**Written request**
Leave out the pictures and transcribe the rest of the records exactly.

(Some records)
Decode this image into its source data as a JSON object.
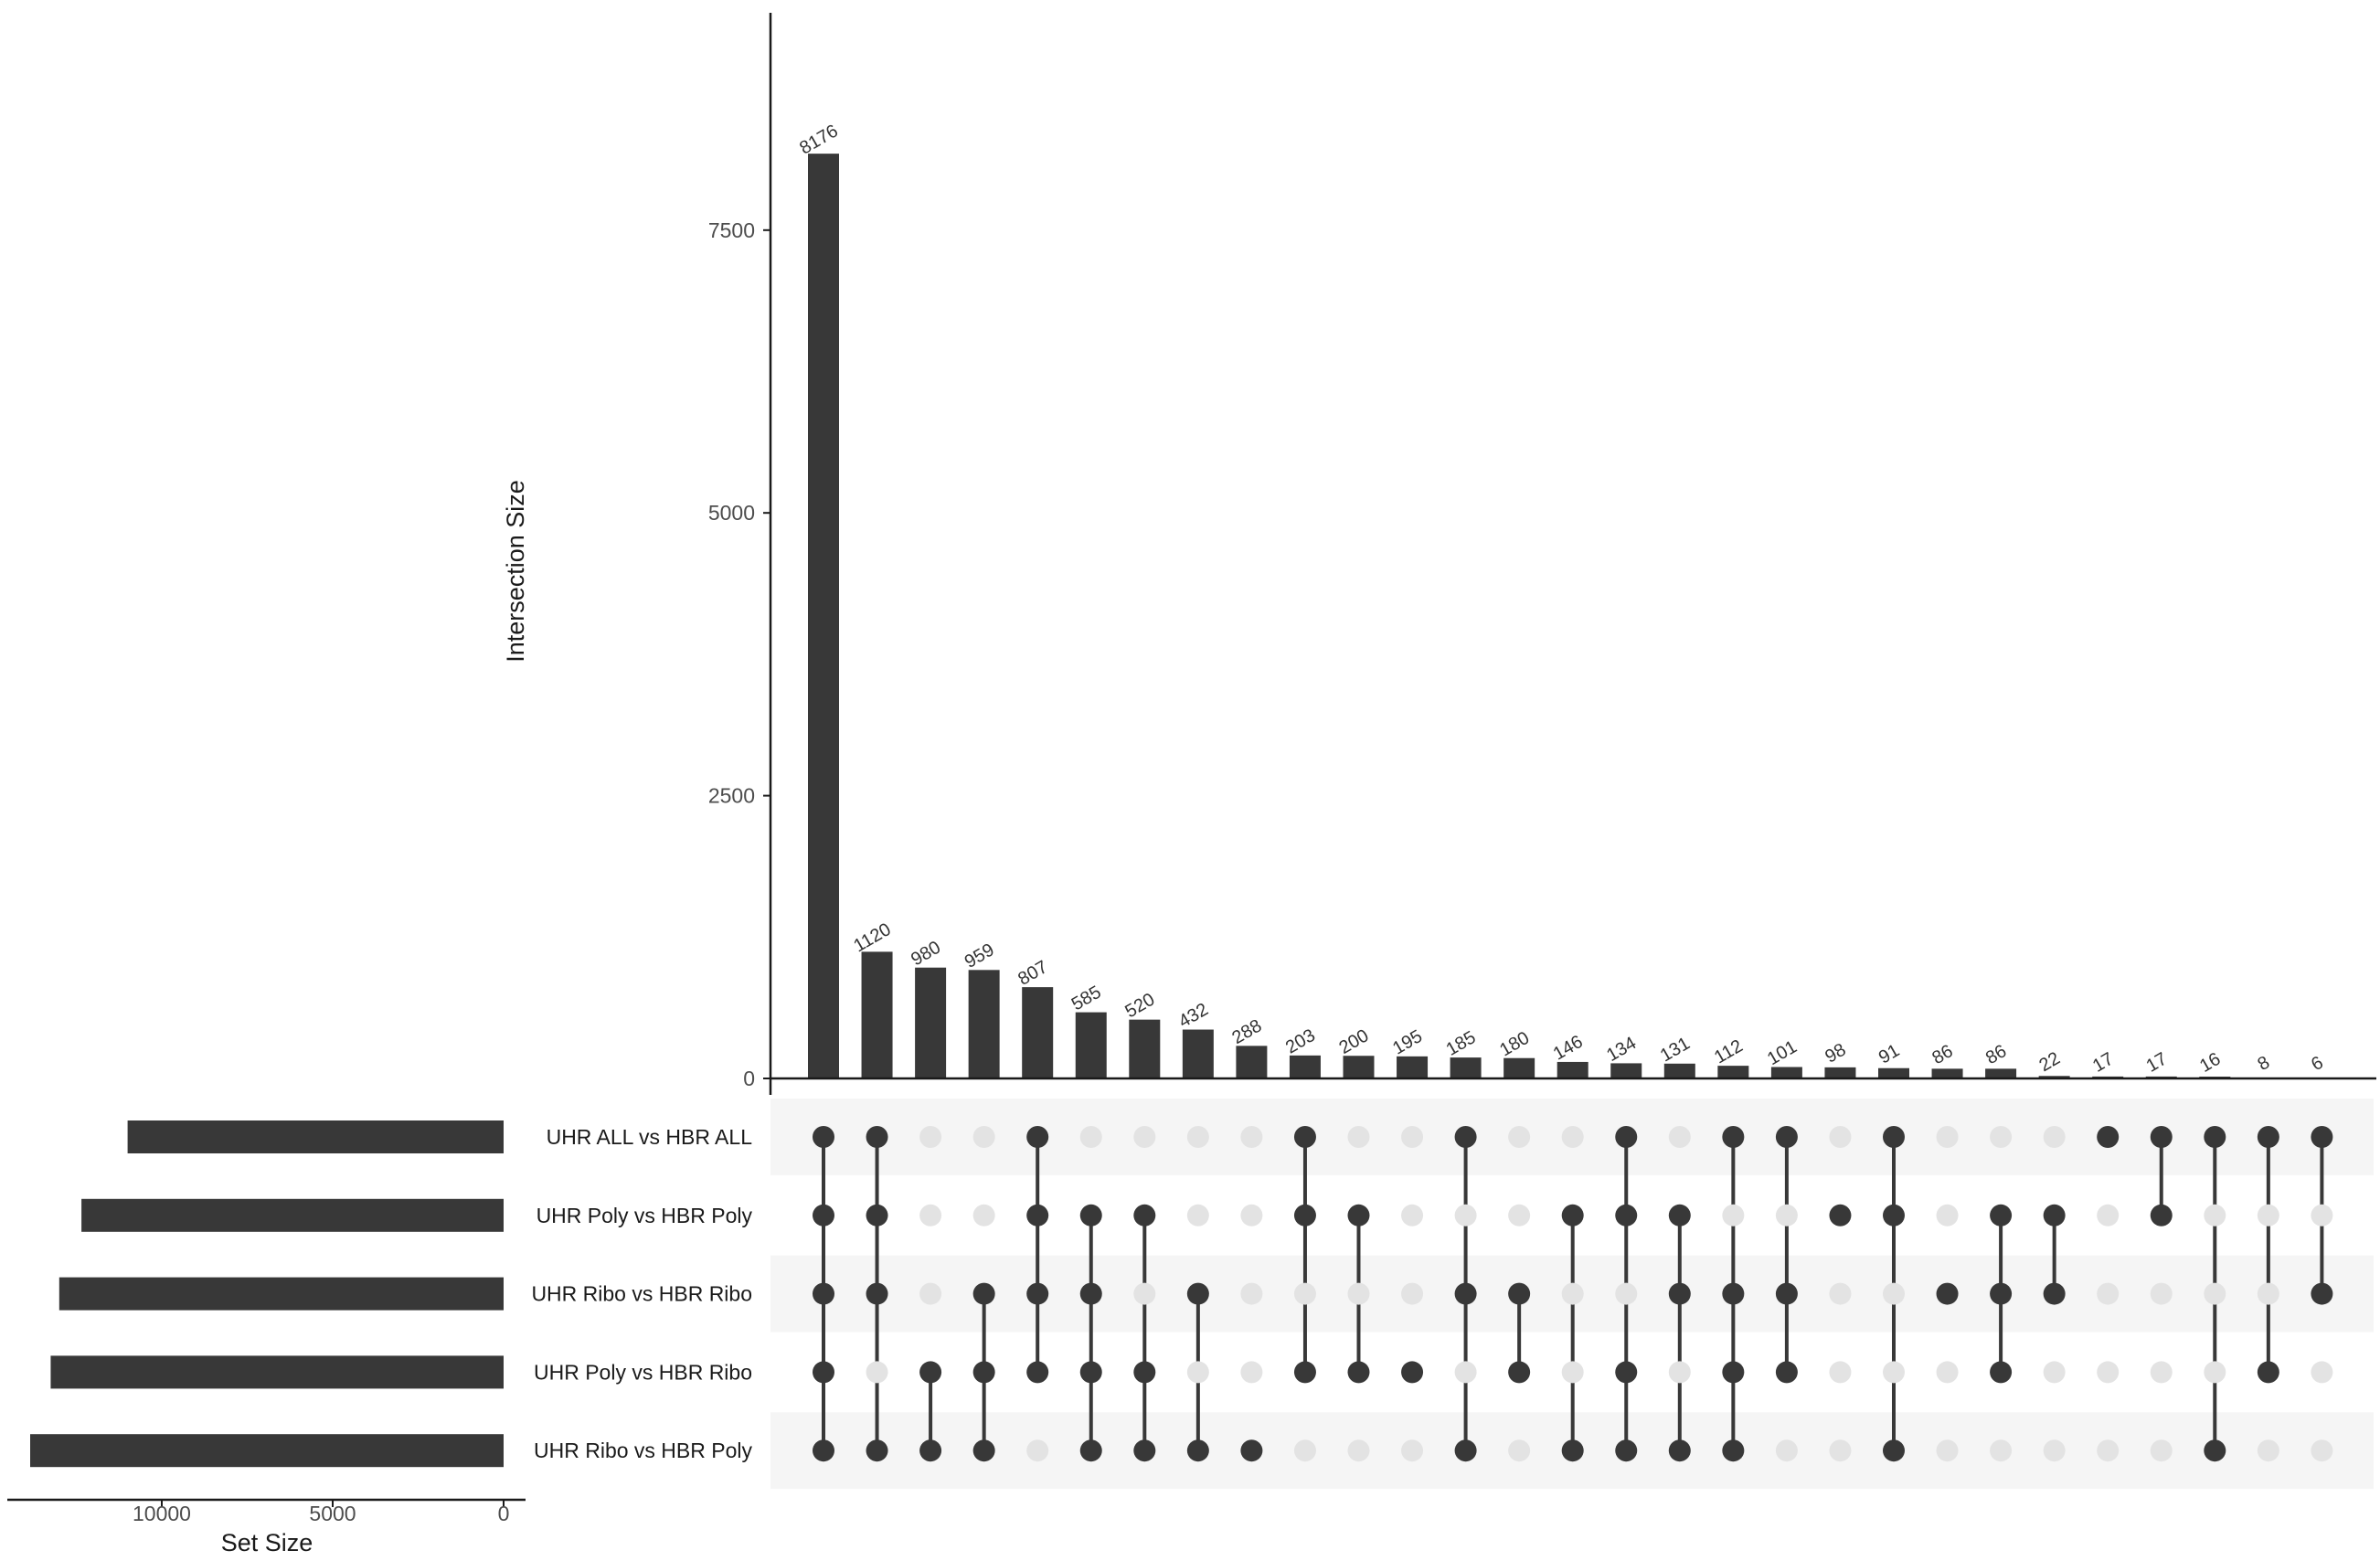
{
  "chart_data": {
    "type": "upset",
    "sets": [
      "UHR ALL  vs HBR ALL",
      "UHR Poly vs HBR Poly",
      "UHR Ribo vs HBR Ribo",
      "UHR Poly vs HBR Ribo",
      "UHR Ribo vs HBR Poly"
    ],
    "set_sizes": [
      11000,
      12350,
      13000,
      13250,
      13850
    ],
    "intersections": [
      {
        "size": 8176,
        "members": [
          0,
          1,
          2,
          3,
          4
        ]
      },
      {
        "size": 1120,
        "members": [
          0,
          1,
          2,
          4
        ]
      },
      {
        "size": 980,
        "members": [
          3,
          4
        ]
      },
      {
        "size": 959,
        "members": [
          2,
          3,
          4
        ]
      },
      {
        "size": 807,
        "members": [
          0,
          1,
          2,
          3
        ]
      },
      {
        "size": 585,
        "members": [
          1,
          2,
          3,
          4
        ]
      },
      {
        "size": 520,
        "members": [
          1,
          3,
          4
        ]
      },
      {
        "size": 432,
        "members": [
          2,
          4
        ]
      },
      {
        "size": 288,
        "members": [
          4
        ]
      },
      {
        "size": 203,
        "members": [
          0,
          1,
          3
        ]
      },
      {
        "size": 200,
        "members": [
          1,
          3
        ]
      },
      {
        "size": 195,
        "members": [
          3
        ]
      },
      {
        "size": 185,
        "members": [
          0,
          2,
          4
        ]
      },
      {
        "size": 180,
        "members": [
          2,
          3
        ]
      },
      {
        "size": 146,
        "members": [
          1,
          4
        ]
      },
      {
        "size": 134,
        "members": [
          0,
          1,
          3,
          4
        ]
      },
      {
        "size": 131,
        "members": [
          1,
          2,
          4
        ]
      },
      {
        "size": 112,
        "members": [
          0,
          2,
          3,
          4
        ]
      },
      {
        "size": 101,
        "members": [
          0,
          2,
          3
        ]
      },
      {
        "size": 98,
        "members": [
          1
        ]
      },
      {
        "size": 91,
        "members": [
          0,
          1,
          4
        ]
      },
      {
        "size": 86,
        "members": [
          2
        ]
      },
      {
        "size": 86,
        "members": [
          1,
          2,
          3
        ]
      },
      {
        "size": 22,
        "members": [
          1,
          2
        ]
      },
      {
        "size": 17,
        "members": [
          0
        ]
      },
      {
        "size": 17,
        "members": [
          0,
          1
        ]
      },
      {
        "size": 16,
        "members": [
          0,
          4
        ]
      },
      {
        "size": 8,
        "members": [
          0,
          3
        ]
      },
      {
        "size": 6,
        "members": [
          0,
          2
        ]
      }
    ],
    "intersection_axis": {
      "label": "Intersection Size",
      "ticks": [
        0,
        2500,
        5000,
        7500
      ],
      "ylim": [
        0,
        9500
      ]
    },
    "set_size_axis": {
      "label": "Set Size",
      "ticks": [
        10000,
        5000,
        0
      ],
      "xlim": [
        14100,
        0
      ]
    },
    "colors": {
      "bar": "#383838",
      "dot_active": "#383838",
      "dot_inactive": "#e3e3e3",
      "row_band": "#f5f5f5",
      "axis": "#1a1a1a"
    }
  }
}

**Answer to the problem**
Decode this image into its source data as a JSON object.
{
  "chart_data": {
    "type": "upset",
    "sets": [
      "UHR ALL  vs HBR ALL",
      "UHR Poly vs HBR Poly",
      "UHR Ribo vs HBR Ribo",
      "UHR Poly vs HBR Ribo",
      "UHR Ribo vs HBR Poly"
    ],
    "set_sizes": [
      11000,
      12350,
      13000,
      13250,
      13850
    ],
    "intersections": [
      {
        "size": 8176,
        "members": [
          0,
          1,
          2,
          3,
          4
        ]
      },
      {
        "size": 1120,
        "members": [
          0,
          1,
          2,
          4
        ]
      },
      {
        "size": 980,
        "members": [
          3,
          4
        ]
      },
      {
        "size": 959,
        "members": [
          2,
          3,
          4
        ]
      },
      {
        "size": 807,
        "members": [
          0,
          1,
          2,
          3
        ]
      },
      {
        "size": 585,
        "members": [
          1,
          2,
          3,
          4
        ]
      },
      {
        "size": 520,
        "members": [
          1,
          3,
          4
        ]
      },
      {
        "size": 432,
        "members": [
          2,
          4
        ]
      },
      {
        "size": 288,
        "members": [
          4
        ]
      },
      {
        "size": 203,
        "members": [
          0,
          1,
          3
        ]
      },
      {
        "size": 200,
        "members": [
          1,
          3
        ]
      },
      {
        "size": 195,
        "members": [
          3
        ]
      },
      {
        "size": 185,
        "members": [
          0,
          2,
          4
        ]
      },
      {
        "size": 180,
        "members": [
          2,
          3
        ]
      },
      {
        "size": 146,
        "members": [
          1,
          4
        ]
      },
      {
        "size": 134,
        "members": [
          0,
          1,
          3,
          4
        ]
      },
      {
        "size": 131,
        "members": [
          1,
          2,
          4
        ]
      },
      {
        "size": 112,
        "members": [
          0,
          2,
          3,
          4
        ]
      },
      {
        "size": 101,
        "members": [
          0,
          2,
          3
        ]
      },
      {
        "size": 98,
        "members": [
          1
        ]
      },
      {
        "size": 91,
        "members": [
          0,
          1,
          4
        ]
      },
      {
        "size": 86,
        "members": [
          2
        ]
      },
      {
        "size": 86,
        "members": [
          1,
          2,
          3
        ]
      },
      {
        "size": 22,
        "members": [
          1,
          2
        ]
      },
      {
        "size": 17,
        "members": [
          0
        ]
      },
      {
        "size": 17,
        "members": [
          0,
          1
        ]
      },
      {
        "size": 16,
        "members": [
          0,
          4
        ]
      },
      {
        "size": 8,
        "members": [
          0,
          3
        ]
      },
      {
        "size": 6,
        "members": [
          0,
          2
        ]
      }
    ],
    "intersection_axis": {
      "label": "Intersection Size",
      "ticks": [
        0,
        2500,
        5000,
        7500
      ],
      "ylim": [
        0,
        9500
      ]
    },
    "set_size_axis": {
      "label": "Set Size",
      "ticks": [
        10000,
        5000,
        0
      ],
      "xlim": [
        14100,
        0
      ]
    },
    "colors": {
      "bar": "#383838",
      "dot_active": "#383838",
      "dot_inactive": "#e3e3e3",
      "row_band": "#f5f5f5",
      "axis": "#1a1a1a"
    }
  }
}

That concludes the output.